Selected excerpt =>
# # #

1. FC Schwalmstadt
- Full name: 1. Fußball Club Schwalmstadt
- Founded: 3 April 2003
- Ground: Schwalm-Stadion, Treysa Stadion am Fünften, Ziegenhain
- Capacity: 5,000
- League: Verbandsliga Hessen-Nord (VI)
- 2015–16: 2nd
| Home colours | Away colours |

= 1. FC Schwalmstadt =

German football club

1. FC Schwalmstadt is a German association football club from the city of Schwalmstadt, Hesse which was established in 1970 through the amalgamation of the towns of Treysa and Ziegenhain together with some smaller outlying villages.

==History==
The recently formed club was created in 2003 out of the merger of the football departments of SV Jahn 1871 Treysa and TuSpo 1886 Ziegenhain. The team has enjoyed some early success, advancing to the Oberliga Hessen (IV) in its second season of play after capturing the championship of the Landesliga Hessen-Nord (V). The A-youth side also plays at the Oberliga level of its age class.

# # #

Provided material =>

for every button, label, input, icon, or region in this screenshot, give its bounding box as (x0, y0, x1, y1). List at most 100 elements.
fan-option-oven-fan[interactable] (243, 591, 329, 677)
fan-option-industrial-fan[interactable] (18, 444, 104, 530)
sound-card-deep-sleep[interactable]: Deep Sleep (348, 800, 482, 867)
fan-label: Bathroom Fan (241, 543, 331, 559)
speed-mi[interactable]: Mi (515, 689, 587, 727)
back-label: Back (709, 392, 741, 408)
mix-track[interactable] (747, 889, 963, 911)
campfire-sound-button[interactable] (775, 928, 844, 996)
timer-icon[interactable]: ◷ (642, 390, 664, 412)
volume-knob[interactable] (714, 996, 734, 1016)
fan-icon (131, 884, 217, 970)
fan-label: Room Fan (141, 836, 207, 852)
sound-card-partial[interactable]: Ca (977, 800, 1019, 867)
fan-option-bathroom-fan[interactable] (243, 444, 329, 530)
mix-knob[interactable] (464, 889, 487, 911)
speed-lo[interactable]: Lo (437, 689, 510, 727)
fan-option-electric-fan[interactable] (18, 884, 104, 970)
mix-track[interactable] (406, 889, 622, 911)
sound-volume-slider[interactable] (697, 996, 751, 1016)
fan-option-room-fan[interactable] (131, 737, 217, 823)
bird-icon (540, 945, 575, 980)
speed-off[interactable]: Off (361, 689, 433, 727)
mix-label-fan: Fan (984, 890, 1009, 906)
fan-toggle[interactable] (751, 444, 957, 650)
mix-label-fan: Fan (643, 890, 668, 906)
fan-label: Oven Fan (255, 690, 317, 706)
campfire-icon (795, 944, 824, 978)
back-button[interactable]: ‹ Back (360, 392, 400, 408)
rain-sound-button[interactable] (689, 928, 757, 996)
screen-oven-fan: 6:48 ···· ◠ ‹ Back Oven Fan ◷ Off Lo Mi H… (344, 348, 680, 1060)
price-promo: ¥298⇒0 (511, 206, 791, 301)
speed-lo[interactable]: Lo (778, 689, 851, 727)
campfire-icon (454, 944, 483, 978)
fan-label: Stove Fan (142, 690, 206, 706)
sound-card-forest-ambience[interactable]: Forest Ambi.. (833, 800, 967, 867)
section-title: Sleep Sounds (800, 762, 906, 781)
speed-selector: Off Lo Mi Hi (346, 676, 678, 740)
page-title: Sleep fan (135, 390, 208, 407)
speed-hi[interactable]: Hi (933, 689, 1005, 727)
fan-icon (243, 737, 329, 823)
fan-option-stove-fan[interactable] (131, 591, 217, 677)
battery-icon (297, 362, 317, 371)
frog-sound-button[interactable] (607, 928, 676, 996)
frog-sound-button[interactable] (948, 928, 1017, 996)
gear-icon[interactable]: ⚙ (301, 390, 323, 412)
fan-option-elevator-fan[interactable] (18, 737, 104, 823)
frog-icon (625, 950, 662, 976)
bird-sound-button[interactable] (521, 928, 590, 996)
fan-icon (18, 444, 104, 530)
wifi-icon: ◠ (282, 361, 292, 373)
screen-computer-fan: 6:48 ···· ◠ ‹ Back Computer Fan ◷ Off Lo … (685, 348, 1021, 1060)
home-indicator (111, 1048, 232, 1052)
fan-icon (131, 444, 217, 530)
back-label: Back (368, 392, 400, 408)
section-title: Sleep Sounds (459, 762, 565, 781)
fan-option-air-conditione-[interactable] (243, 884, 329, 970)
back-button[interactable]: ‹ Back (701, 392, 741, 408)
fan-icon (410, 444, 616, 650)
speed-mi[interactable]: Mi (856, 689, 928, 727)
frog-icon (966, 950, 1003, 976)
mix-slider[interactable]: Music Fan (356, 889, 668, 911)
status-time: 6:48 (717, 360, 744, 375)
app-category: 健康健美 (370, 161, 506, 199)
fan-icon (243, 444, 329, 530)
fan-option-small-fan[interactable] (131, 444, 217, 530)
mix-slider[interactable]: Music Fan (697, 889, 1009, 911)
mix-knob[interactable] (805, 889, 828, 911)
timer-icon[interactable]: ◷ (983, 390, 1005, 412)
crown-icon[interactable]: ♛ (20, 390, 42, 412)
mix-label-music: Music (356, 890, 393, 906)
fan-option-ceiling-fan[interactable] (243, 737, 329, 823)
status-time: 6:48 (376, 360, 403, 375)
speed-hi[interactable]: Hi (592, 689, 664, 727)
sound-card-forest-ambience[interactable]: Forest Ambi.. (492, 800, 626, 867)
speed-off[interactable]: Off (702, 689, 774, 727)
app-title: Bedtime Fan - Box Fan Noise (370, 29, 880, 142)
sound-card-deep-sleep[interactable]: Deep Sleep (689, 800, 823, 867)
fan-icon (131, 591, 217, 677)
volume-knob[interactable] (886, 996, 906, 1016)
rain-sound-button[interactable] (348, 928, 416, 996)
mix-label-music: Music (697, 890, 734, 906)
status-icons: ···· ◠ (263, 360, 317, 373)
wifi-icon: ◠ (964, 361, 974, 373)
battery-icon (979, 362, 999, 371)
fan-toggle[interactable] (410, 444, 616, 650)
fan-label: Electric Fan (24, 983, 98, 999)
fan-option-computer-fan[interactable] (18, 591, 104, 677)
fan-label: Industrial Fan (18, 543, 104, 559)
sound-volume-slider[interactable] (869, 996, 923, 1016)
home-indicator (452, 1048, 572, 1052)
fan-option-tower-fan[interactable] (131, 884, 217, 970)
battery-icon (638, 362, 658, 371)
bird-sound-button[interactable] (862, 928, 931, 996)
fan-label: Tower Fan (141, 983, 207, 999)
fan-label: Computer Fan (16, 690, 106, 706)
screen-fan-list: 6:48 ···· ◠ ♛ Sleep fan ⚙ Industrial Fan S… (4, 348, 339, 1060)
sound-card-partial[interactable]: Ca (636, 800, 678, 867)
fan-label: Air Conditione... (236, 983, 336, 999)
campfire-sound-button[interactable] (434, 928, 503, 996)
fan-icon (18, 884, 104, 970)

# # #

Goal 1 => From the text about 1. FC Schwalmstadt, set down the passage starting at "German football club" and ending at "its age class.".
Goal 2 => According to the text about 1. FC Schwalmstadt, the club was formed from the merger of which two clubs' football departments?
Goal 3 => Write what comes next in the text about 1. FC Schwalmstadt, picking up after its final sentence.

Reply 1 =>
German football club

1. FC Schwalmstadt is a German association football club from the city of Schwalmstadt, Hesse which was established in 1970 through the amalgamation of the towns of Treysa and Ziegenhain together with some smaller outlying villages.

==History==
The recently formed club was created in 2003 out of the merger of the football departments of SV Jahn 1871 Treysa and TuSpo 1886 Ziegenhain. The team has enjoyed some early success, advancing to the Oberliga Hessen (IV) in its second season of play after capturing the championship of the Landesliga Hessen-Nord (V). The A-youth side also plays at the Oberliga level of its age class.

Reply 2 => SV Jahn 1871 Treysa and TuSpo 1886 Ziegenhain.

Reply 3 =>
Predecessor side TuSpo Ziegenhain was established in 1886 as Turnverein Ziegenhain. In 1951 the club merged with Sportverein Rot-Weiß Ziegenhain to form Turn- und Sportverein Ziegenhain. The team won promotion to the Oberliga Hessen (IV) in 1979. They narrowly avoided relegation after a 15th-place finish in 1985 by defeating RSV Würges 1:0 in playoff, but were sent down in 1988 after finishing 17th. TuSpo made a first round DFB-Pokal (German Cup) appearance in 1982.

1. FC uses the grounds of both its parent associations to stage its home matches; the Schwalm-Stadion in Treysa and the Stadion am Fünften in Ziegenhain.

The club twice played in the Hessenliga, for four seasons from 2004 to 2008 and again, for two seasons, from 2009 to 2011. From the 2011–12 season, it played in the Verbandsliga once more until 2014, when it earned promotion back to the Hessenliga. It played in the Hessenliga in 2014–15, finished last in the league and was relegated again.

==Honours==
The club's honours:

===League===
- Landesliga Hessen-Nord (V)
  - Champions: 1979 (TuSpo), 2004, 2009
- Verbandsliga Hessen-Nord (VI)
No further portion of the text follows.